What is being asked>
How many lines in the entries below contain "screenshot"? Answer with the number only.

[A block of data]
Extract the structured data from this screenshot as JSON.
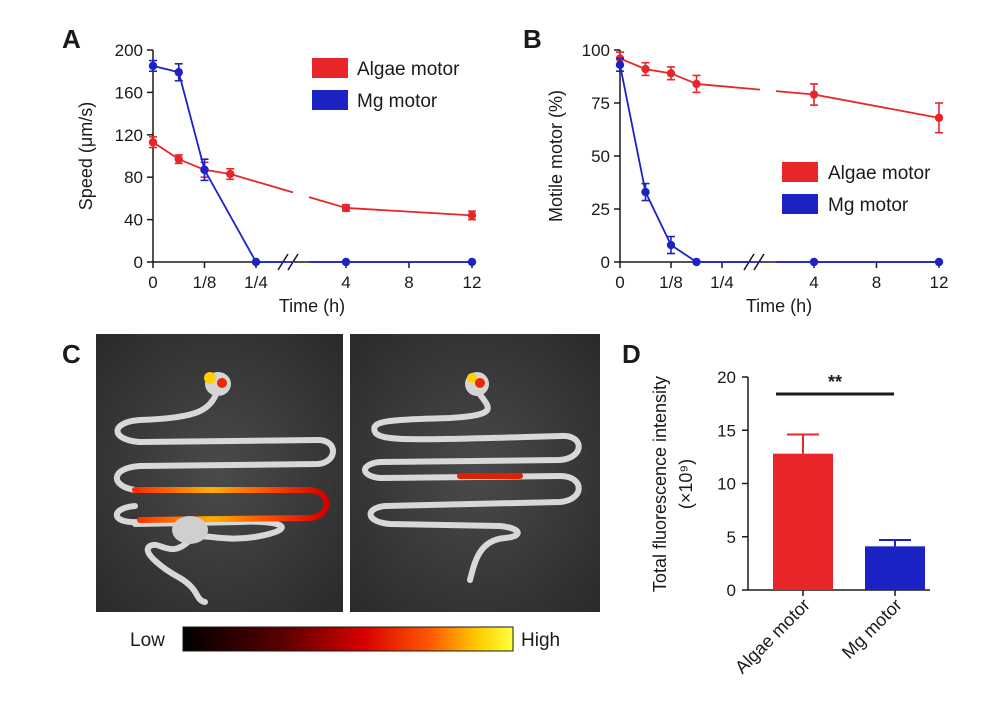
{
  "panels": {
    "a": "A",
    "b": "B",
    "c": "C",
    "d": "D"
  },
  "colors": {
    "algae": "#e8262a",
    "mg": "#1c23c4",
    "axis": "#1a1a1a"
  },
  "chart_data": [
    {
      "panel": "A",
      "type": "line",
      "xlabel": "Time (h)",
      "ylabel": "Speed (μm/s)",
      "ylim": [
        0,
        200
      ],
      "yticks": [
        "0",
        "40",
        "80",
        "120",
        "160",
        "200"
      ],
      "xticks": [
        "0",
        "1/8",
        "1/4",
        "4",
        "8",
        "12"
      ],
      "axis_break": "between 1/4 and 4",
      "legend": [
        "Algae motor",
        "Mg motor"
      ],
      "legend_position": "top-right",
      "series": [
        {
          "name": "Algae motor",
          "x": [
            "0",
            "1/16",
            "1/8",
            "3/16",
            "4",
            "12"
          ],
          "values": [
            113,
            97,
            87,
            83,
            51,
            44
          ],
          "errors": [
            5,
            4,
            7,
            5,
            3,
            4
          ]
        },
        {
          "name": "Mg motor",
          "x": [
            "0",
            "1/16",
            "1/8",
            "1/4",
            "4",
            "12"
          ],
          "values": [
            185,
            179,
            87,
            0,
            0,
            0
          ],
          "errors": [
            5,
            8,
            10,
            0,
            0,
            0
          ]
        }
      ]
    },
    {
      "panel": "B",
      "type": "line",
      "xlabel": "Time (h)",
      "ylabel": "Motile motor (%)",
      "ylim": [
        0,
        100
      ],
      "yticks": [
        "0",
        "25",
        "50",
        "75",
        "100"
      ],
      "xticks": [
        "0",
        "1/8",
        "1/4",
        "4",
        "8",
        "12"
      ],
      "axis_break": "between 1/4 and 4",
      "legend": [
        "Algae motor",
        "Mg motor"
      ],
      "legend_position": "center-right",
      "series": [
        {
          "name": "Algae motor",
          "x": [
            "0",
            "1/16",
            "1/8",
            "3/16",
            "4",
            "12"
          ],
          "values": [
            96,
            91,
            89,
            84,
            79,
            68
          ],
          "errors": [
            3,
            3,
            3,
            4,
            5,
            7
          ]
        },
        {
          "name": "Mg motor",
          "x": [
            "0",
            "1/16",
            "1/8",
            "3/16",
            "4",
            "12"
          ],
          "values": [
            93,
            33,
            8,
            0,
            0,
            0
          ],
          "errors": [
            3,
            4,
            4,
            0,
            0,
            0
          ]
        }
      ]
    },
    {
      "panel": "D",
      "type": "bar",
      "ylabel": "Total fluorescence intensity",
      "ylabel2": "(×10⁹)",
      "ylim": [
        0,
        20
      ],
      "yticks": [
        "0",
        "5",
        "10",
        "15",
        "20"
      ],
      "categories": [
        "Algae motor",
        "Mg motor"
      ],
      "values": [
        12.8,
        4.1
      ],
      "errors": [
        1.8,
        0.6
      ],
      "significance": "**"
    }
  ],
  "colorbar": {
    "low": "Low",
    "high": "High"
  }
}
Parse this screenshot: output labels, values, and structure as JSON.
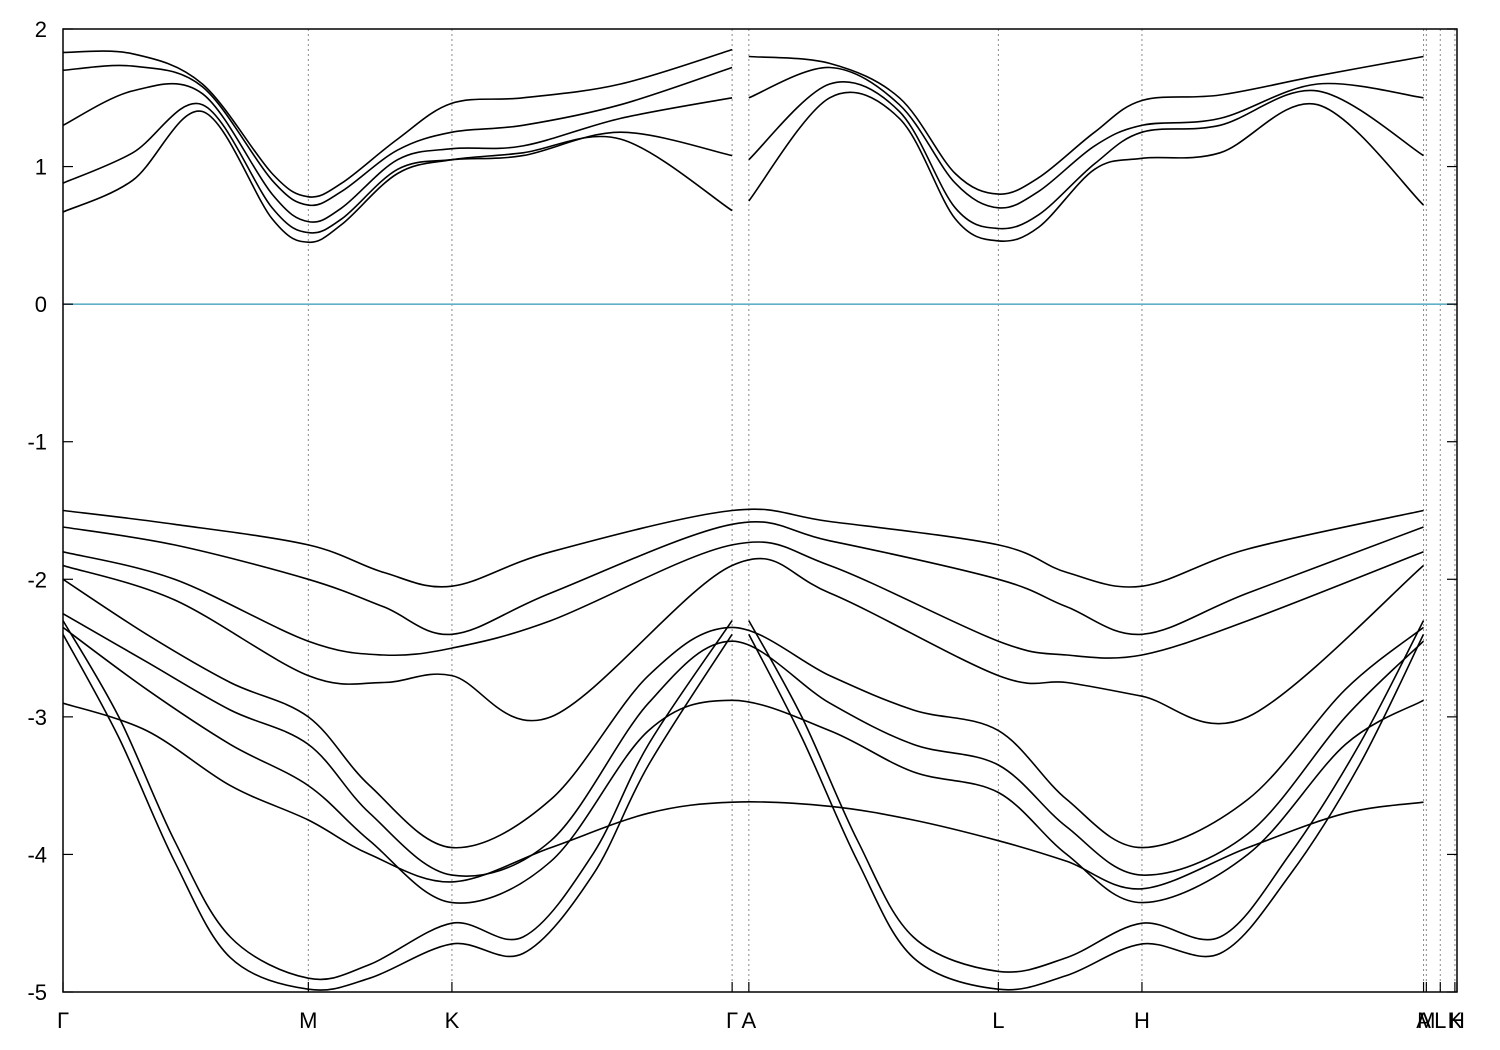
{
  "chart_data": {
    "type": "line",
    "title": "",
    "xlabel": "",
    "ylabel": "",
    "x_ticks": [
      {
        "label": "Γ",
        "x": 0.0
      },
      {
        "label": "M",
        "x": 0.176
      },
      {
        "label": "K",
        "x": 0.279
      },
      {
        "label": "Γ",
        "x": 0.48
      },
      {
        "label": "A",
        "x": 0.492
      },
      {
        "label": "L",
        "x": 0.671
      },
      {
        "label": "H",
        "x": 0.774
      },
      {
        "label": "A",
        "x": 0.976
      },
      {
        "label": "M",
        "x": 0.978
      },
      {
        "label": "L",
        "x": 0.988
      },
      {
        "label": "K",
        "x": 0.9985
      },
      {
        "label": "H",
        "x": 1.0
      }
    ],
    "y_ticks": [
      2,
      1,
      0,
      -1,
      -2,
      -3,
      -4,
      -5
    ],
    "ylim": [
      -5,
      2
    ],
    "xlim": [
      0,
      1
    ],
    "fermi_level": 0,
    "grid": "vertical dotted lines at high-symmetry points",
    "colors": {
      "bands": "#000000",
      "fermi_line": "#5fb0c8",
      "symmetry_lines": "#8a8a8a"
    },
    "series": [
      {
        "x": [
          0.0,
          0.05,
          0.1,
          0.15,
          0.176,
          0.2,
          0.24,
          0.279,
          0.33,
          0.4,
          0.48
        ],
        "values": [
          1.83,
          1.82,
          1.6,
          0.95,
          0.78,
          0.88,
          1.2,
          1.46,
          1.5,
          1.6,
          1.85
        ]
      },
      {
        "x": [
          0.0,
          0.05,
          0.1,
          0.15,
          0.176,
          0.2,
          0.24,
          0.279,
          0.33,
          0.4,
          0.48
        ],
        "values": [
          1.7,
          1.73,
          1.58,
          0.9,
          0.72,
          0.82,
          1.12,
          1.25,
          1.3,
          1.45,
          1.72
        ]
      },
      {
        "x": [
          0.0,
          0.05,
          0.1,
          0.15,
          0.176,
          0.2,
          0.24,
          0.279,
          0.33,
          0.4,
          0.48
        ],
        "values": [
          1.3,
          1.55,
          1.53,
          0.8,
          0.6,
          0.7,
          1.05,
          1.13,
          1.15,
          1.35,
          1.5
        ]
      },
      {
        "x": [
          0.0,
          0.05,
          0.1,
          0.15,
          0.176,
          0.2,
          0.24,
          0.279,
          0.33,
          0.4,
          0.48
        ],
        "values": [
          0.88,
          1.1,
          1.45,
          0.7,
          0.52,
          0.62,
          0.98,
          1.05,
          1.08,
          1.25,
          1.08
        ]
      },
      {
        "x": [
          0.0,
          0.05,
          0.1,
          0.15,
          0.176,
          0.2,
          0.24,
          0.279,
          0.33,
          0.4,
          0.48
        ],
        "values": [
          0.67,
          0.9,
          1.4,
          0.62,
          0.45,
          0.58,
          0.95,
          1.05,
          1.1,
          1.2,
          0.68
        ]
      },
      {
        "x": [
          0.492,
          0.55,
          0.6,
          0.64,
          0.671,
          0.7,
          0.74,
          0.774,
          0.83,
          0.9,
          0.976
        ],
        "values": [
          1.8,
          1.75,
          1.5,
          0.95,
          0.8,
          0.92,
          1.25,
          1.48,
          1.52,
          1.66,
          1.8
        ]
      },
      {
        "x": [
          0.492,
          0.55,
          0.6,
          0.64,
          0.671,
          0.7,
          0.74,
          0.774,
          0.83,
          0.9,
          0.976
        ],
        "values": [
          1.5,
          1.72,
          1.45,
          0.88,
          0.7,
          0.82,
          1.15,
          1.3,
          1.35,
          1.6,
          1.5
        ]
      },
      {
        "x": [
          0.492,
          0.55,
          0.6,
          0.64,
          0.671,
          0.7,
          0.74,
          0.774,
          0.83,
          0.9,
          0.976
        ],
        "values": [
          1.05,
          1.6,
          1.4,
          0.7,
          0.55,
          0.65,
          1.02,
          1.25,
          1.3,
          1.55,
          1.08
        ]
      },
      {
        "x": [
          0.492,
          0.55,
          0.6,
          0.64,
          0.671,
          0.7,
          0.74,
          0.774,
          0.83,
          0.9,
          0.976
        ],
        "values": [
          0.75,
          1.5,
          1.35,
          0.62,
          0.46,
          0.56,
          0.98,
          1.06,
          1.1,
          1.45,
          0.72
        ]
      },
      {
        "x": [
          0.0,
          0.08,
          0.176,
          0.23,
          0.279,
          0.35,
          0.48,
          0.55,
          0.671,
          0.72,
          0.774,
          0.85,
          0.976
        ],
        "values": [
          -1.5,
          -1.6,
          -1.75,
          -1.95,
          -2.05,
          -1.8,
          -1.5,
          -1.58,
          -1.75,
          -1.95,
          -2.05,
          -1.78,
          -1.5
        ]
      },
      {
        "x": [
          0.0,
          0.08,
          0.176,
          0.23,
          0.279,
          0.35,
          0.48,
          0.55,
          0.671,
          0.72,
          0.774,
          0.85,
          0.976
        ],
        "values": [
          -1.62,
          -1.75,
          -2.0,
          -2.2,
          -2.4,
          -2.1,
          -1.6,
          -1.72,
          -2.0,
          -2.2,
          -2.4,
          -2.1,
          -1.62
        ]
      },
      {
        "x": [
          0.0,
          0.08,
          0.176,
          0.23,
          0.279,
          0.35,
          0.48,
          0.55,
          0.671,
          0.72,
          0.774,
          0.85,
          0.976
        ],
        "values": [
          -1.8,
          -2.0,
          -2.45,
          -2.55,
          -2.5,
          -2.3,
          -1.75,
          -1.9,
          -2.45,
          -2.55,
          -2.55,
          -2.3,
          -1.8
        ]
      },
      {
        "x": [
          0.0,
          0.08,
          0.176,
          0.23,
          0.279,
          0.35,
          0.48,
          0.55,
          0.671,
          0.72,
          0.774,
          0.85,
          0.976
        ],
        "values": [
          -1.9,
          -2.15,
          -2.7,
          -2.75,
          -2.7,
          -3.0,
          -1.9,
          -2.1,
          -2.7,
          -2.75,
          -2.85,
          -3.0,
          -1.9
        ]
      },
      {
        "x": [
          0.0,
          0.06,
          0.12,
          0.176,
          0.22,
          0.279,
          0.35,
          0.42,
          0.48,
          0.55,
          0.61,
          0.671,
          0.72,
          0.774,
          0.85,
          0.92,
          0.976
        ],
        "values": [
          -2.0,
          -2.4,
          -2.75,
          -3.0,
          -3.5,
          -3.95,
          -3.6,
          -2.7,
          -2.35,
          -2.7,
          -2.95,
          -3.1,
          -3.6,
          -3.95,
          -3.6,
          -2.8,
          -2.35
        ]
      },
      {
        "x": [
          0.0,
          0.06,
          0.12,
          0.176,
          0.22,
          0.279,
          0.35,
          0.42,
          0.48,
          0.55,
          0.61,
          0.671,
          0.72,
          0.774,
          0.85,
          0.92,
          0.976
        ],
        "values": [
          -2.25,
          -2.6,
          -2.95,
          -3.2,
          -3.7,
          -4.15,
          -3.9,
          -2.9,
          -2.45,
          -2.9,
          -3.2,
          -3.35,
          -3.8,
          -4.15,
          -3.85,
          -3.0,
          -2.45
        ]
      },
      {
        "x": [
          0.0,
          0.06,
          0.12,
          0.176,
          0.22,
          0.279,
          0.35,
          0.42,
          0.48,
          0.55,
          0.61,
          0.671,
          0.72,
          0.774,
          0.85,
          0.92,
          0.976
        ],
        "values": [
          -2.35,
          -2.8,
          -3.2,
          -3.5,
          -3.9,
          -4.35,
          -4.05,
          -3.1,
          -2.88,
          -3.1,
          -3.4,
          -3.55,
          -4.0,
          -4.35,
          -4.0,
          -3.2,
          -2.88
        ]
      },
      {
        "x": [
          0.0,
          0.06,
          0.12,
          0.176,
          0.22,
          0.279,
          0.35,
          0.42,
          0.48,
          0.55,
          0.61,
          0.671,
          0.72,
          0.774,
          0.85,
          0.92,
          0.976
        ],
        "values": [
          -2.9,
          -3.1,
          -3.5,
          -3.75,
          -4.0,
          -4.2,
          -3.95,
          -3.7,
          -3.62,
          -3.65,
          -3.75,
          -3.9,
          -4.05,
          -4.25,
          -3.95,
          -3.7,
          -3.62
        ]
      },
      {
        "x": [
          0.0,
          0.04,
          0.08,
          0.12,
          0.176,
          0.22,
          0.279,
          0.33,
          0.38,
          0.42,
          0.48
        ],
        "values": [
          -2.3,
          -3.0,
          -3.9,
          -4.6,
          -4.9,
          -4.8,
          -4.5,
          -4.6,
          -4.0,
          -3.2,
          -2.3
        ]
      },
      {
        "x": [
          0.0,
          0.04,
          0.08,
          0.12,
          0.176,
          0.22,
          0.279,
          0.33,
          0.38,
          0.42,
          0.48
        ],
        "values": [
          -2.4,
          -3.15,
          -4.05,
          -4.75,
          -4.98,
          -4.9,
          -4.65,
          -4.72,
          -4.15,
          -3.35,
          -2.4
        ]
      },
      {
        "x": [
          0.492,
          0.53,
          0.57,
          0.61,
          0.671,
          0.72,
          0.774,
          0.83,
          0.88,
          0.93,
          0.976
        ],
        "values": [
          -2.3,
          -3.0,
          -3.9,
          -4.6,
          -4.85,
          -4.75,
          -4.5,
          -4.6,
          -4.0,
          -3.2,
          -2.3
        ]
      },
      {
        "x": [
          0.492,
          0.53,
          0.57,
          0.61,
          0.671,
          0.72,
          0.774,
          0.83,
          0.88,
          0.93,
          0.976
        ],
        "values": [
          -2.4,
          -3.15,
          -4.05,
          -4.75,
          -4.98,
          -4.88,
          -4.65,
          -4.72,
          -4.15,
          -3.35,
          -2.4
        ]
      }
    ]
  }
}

---

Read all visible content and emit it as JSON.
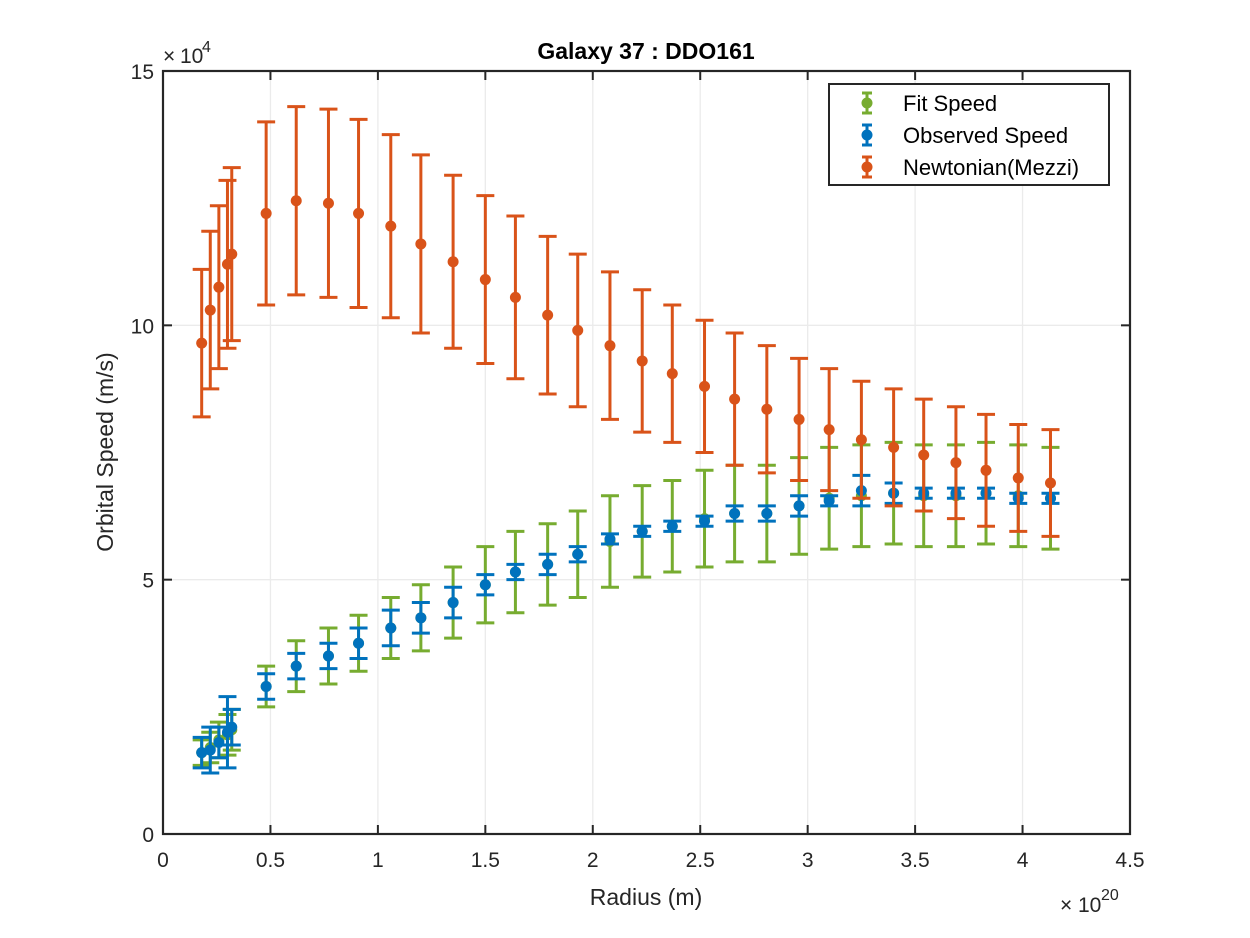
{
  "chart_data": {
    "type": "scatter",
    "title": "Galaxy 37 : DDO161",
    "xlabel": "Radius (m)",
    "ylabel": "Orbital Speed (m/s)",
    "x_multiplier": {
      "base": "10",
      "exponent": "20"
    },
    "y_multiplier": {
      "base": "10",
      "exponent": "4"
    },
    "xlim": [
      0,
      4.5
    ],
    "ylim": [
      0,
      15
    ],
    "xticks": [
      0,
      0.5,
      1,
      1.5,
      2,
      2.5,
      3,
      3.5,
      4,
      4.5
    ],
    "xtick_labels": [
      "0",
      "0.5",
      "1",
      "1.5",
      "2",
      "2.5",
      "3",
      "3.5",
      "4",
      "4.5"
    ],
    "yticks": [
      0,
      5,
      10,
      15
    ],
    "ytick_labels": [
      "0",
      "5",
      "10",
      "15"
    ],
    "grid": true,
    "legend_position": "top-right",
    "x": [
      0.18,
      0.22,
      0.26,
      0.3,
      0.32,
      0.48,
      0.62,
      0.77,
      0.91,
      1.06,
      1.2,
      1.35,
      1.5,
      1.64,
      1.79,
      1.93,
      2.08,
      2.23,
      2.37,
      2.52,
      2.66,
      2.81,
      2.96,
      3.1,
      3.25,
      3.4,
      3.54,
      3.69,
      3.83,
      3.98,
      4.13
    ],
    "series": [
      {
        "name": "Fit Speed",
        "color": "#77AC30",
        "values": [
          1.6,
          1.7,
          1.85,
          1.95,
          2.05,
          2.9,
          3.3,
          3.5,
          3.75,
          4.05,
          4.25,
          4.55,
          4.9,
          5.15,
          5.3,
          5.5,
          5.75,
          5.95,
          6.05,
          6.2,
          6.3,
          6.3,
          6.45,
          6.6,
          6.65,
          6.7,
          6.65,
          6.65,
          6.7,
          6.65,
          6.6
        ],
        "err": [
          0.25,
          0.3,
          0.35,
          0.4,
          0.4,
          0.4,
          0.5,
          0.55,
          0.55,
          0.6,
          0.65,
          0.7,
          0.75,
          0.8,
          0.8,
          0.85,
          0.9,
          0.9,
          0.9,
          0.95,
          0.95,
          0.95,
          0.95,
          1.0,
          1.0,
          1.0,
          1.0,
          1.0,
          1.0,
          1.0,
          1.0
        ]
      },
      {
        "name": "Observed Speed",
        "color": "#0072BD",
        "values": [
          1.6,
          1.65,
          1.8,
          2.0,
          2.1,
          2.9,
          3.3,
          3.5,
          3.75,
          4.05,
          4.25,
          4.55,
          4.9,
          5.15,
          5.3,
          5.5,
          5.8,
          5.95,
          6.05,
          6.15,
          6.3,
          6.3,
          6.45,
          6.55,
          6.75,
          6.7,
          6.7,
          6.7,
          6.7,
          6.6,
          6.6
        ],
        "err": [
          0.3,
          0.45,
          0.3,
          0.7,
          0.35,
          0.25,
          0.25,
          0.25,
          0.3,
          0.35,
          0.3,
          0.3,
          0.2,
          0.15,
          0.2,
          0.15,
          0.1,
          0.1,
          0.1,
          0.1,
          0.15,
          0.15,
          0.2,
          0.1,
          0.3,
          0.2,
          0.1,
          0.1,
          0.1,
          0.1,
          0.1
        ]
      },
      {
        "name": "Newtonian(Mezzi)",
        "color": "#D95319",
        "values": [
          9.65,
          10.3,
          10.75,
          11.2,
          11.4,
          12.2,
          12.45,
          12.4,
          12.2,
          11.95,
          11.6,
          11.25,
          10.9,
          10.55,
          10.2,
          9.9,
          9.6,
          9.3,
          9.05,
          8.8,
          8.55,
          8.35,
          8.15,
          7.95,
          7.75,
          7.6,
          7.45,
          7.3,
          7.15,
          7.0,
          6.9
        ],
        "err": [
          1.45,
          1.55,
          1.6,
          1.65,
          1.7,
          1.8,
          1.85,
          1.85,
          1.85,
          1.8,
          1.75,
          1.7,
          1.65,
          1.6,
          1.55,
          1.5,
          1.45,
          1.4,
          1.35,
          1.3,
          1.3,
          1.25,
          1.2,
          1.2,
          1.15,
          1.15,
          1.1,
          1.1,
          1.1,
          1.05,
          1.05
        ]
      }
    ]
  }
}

Full solution>
2